TASK BRIEF - Which lines hold the word "sviđaš"? Show each of them.
+++
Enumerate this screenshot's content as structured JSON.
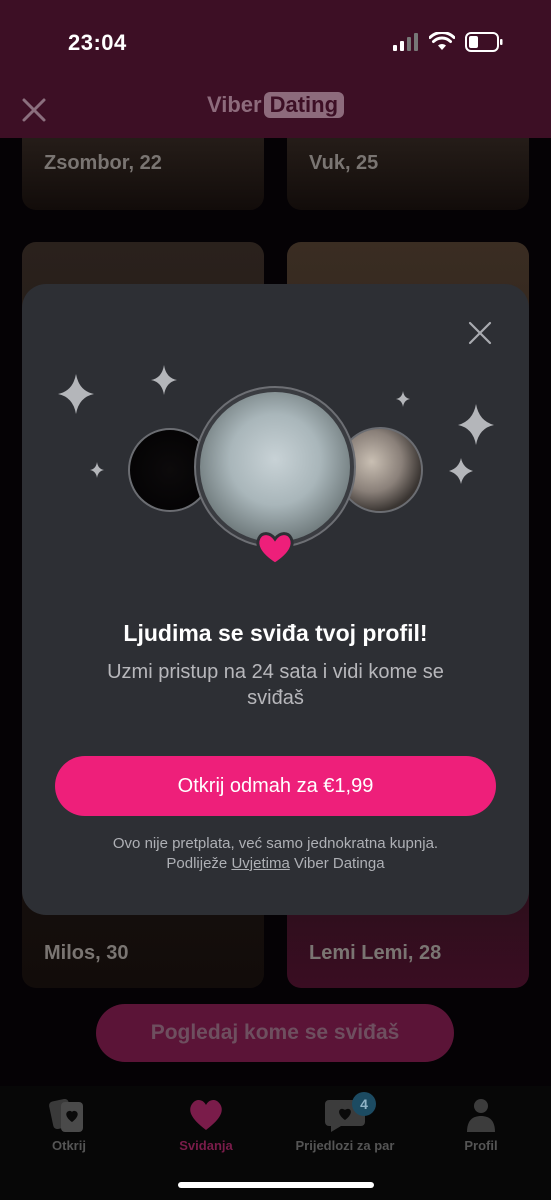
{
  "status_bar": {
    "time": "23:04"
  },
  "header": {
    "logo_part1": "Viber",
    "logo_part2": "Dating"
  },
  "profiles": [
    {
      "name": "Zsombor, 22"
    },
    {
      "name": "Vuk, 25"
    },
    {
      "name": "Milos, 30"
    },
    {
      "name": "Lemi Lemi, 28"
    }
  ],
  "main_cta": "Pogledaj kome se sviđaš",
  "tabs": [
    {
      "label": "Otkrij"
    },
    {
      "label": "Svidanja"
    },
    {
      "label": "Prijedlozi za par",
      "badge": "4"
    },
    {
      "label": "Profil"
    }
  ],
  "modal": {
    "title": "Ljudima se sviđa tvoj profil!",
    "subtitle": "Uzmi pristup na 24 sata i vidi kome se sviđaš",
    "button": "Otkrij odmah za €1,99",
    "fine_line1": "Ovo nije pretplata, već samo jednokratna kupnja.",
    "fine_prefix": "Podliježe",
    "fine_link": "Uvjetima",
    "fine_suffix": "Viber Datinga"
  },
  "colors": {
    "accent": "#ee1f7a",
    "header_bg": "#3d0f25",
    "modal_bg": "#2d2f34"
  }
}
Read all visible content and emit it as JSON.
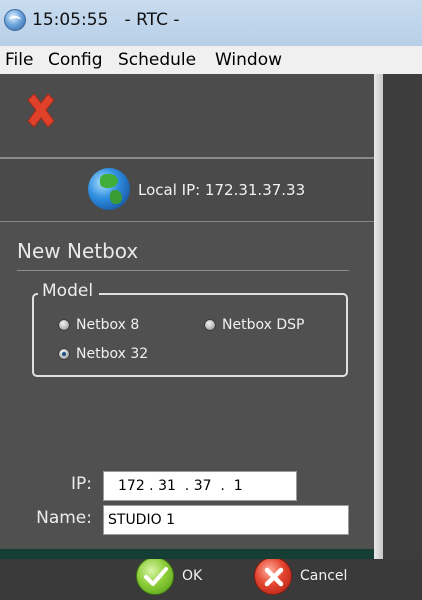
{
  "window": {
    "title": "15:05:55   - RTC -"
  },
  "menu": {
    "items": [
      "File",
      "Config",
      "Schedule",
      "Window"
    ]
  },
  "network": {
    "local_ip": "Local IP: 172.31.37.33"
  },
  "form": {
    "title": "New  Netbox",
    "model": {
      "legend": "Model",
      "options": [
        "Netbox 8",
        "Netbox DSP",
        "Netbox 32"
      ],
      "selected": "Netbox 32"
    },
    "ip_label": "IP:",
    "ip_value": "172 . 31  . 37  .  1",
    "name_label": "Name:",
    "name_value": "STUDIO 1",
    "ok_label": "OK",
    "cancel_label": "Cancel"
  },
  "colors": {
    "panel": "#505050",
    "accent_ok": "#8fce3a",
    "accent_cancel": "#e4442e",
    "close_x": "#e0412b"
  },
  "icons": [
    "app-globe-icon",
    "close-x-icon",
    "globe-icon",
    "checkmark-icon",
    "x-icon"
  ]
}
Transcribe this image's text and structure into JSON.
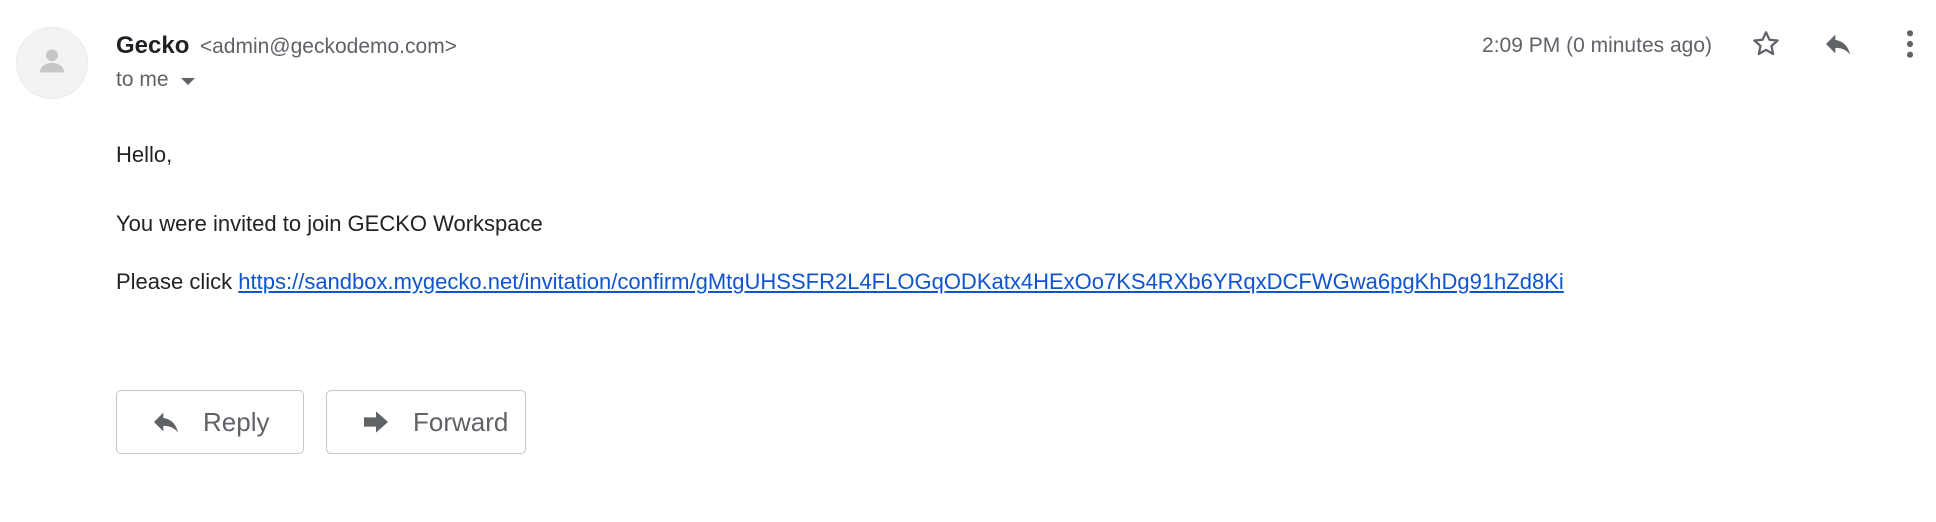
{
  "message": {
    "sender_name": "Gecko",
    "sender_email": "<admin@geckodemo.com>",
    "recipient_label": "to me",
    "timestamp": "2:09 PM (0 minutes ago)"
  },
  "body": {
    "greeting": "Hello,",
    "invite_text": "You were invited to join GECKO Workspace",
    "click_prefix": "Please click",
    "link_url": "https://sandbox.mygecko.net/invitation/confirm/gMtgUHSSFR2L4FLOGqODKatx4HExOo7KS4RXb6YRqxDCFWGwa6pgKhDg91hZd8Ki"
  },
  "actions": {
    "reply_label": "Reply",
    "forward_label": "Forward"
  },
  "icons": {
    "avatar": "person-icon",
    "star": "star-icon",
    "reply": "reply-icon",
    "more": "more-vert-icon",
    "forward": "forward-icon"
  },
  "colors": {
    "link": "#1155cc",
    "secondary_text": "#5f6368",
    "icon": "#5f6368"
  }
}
+++
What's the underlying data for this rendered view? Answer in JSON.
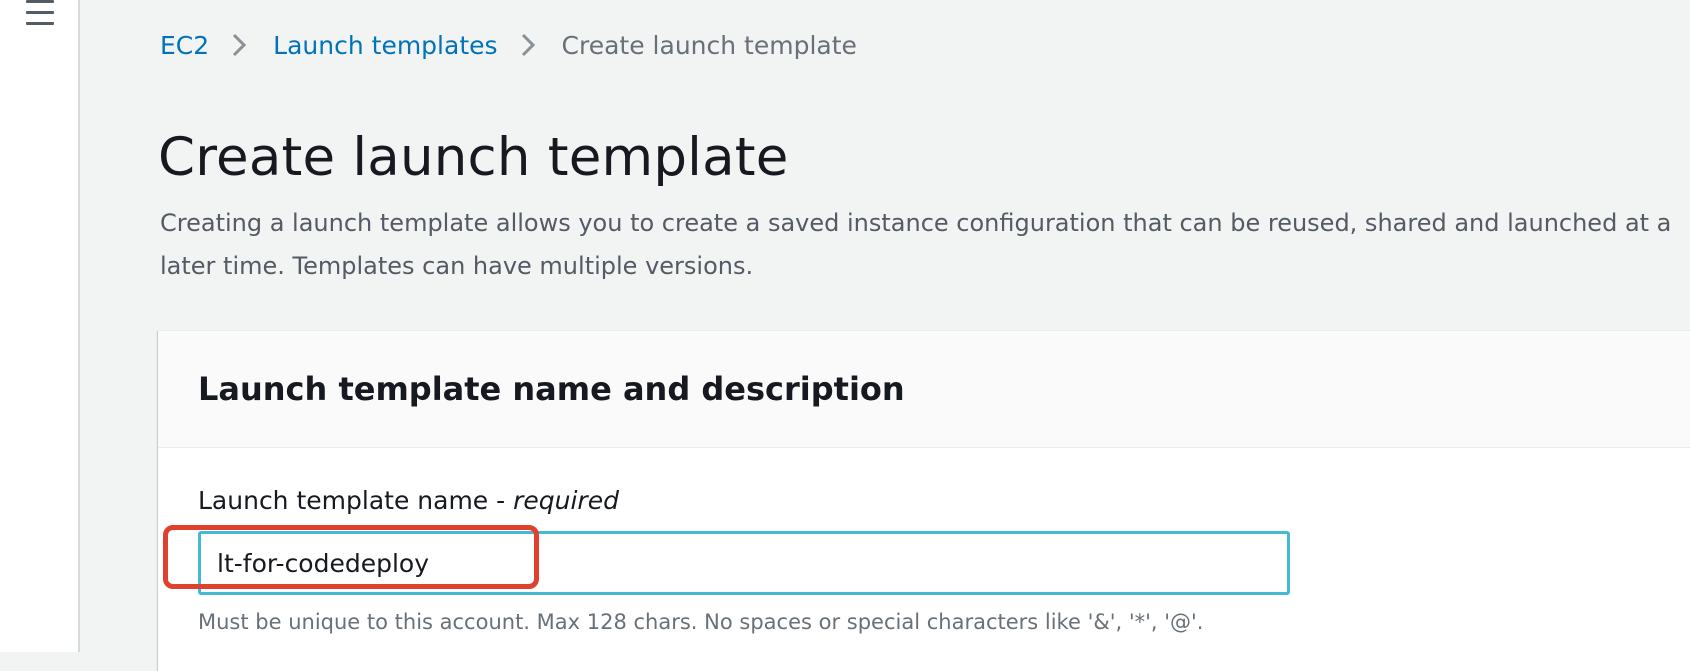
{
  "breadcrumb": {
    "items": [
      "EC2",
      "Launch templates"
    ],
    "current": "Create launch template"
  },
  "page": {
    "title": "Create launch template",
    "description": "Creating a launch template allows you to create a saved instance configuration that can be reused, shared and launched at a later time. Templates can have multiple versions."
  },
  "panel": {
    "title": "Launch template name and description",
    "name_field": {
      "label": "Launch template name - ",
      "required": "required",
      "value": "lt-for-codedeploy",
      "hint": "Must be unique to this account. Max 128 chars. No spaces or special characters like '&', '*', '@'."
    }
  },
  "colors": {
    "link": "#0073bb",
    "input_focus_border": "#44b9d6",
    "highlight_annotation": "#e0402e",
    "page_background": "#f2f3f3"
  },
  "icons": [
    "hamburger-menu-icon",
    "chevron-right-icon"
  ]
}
+++
REPLY -
  "main_cta": "Pogledaj kome se sviđaš",
    "subtitle": "Uzmi pristup na 24 sata i vidi kome se sviđaš",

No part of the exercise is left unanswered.